§ **GOAL OF THE EXERCISE**
In the entries below, find every line holding the string "name" and collect it.

§ **DATASET RECORDS**
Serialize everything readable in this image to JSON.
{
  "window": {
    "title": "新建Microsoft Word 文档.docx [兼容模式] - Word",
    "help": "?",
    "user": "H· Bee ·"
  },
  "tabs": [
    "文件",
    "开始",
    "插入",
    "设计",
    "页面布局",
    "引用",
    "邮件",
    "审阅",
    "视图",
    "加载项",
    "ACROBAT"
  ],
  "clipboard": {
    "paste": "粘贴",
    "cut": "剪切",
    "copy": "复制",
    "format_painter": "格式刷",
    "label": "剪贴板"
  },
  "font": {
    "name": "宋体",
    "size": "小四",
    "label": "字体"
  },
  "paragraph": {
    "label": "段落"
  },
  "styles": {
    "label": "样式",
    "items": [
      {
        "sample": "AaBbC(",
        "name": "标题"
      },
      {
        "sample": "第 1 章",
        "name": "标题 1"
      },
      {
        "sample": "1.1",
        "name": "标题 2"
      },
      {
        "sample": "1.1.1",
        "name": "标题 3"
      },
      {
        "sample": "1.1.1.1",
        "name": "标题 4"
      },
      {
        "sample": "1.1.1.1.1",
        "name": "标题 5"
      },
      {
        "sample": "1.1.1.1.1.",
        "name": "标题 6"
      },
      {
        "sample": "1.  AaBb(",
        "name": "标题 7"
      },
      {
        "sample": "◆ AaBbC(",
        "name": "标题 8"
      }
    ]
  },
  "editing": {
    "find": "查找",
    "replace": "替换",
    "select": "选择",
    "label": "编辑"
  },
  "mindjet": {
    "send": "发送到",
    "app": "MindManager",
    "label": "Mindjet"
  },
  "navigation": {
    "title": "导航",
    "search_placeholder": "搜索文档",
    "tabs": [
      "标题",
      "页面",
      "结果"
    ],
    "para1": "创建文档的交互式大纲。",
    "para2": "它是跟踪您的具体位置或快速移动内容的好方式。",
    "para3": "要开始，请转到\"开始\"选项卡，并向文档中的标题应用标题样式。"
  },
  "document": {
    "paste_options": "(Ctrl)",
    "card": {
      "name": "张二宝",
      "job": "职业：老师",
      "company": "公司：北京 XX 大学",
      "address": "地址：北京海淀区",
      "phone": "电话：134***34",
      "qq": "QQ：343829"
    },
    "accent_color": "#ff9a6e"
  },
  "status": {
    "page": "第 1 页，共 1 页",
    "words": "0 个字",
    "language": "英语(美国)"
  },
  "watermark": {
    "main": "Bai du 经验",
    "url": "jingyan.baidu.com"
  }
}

§ **CORRECT RESULT**
    "name": "宋体",
        "name": "标题"
        "name": "标题 1"
        "name": "标题 2"
        "name": "标题 3"
        "name": "标题 4"
        "name": "标题 5"
        "name": "标题 6"
        "name": "标题 7"
        "name": "标题 8"
      "name": "张二宝",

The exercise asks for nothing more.